• **WORK INSTRUCTIONS**
Write out the listing below in full and exactly, leaving out every picture.

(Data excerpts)
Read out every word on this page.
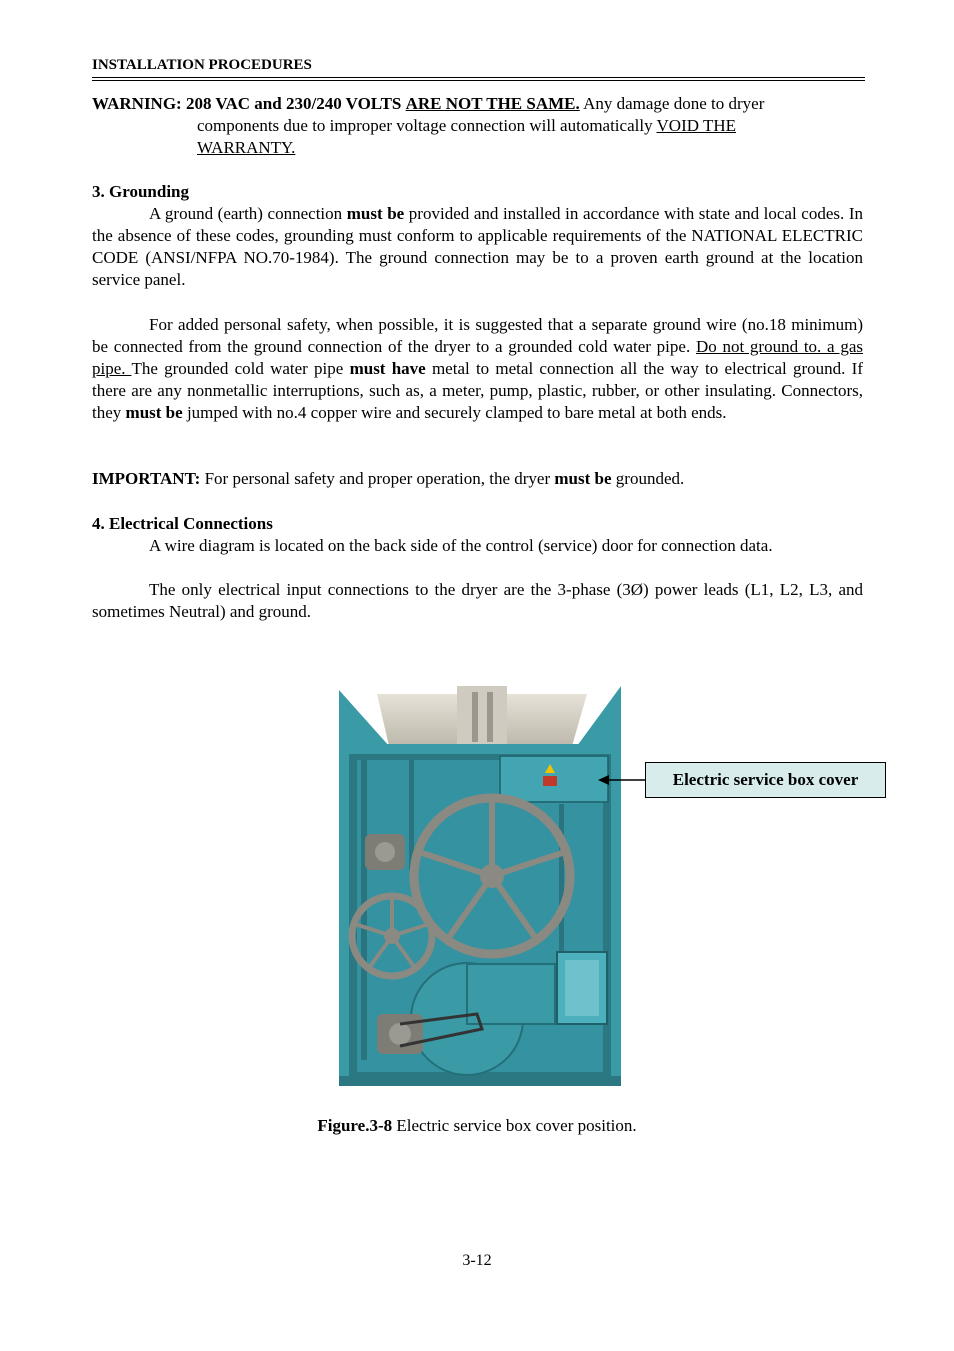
INSTALLATION PROCEDURES
WARNING: 208 VAC and 230/240 VOLTS ARE NOT THE SAME. Any damage done to dryer
components due to improper voltage connection will automatically VOID THE
WARRANTY.

3. Grounding

A ground (earth) connection must be provided and installed in accordance with state and local codes. In the absence of these codes, grounding must conform to applicable requirements of the NATIONAL ELECTRIC CODE (ANSI/NFPA NO.70-1984). The ground connection may be to a proven earth ground at the location service panel.

For added personal safety, when possible, it is suggested that a separate ground wire (no.18 minimum) be connected from the ground connection of the dryer to a grounded cold water pipe. Do not ground to. a gas pipe. The grounded cold water pipe must have metal to metal connection all the way to electrical ground. If there are any nonmetallic interruptions, such as, a meter, pump, plastic, rubber, or other insulating. Connectors, they must be jumped with no.4 copper wire and securely clamped to bare metal at both ends.

IMPORTANT: For personal safety and proper operation, the dryer must be grounded.

4. Electrical Connections

A wire diagram is located on the back side of the control (service) door for connection data.

The only electrical input connections to the dryer are the 3-phase (3Ø) power leads (L1, L2, L3, and sometimes Neutral) and ground.

Electric service box cover
Figure.3-8 Electric service box cover position.
3-12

• **ANSWER TO THE PROBLEM**
Read out every word on this page.
INSTALLATION PROCEDURES
WARNING: 208 VAC and 230/240 VOLTS ARE NOT THE SAME. Any damage done to dryer
components due to improper voltage connection will automatically VOID THE
WARRANTY.

3. Grounding

A ground (earth) connection must be provided and installed in accordance with state and local codes. In the absence of these codes, grounding must conform to applicable requirements of the NATIONAL ELECTRIC CODE (ANSI/NFPA NO.70-1984). The ground connection may be to a proven earth ground at the location service panel.

For added personal safety, when possible, it is suggested that a separate ground wire (no.18 minimum) be connected from the ground connection of the dryer to a grounded cold water pipe. Do not ground to. a gas pipe. The grounded cold water pipe must have metal to metal connection all the way to electrical ground. If there are any nonmetallic interruptions, such as, a meter, pump, plastic, rubber, or other insulating. Connectors, they must be jumped with no.4 copper wire and securely clamped to bare metal at both ends.

IMPORTANT: For personal safety and proper operation, the dryer must be grounded.

4. Electrical Connections

A wire diagram is located on the back side of the control (service) door for connection data.

The only electrical input connections to the dryer are the 3-phase (3Ø) power leads (L1, L2, L3, and sometimes Neutral) and ground.

Electric service box cover
Figure.3-8 Electric service box cover position.
3-12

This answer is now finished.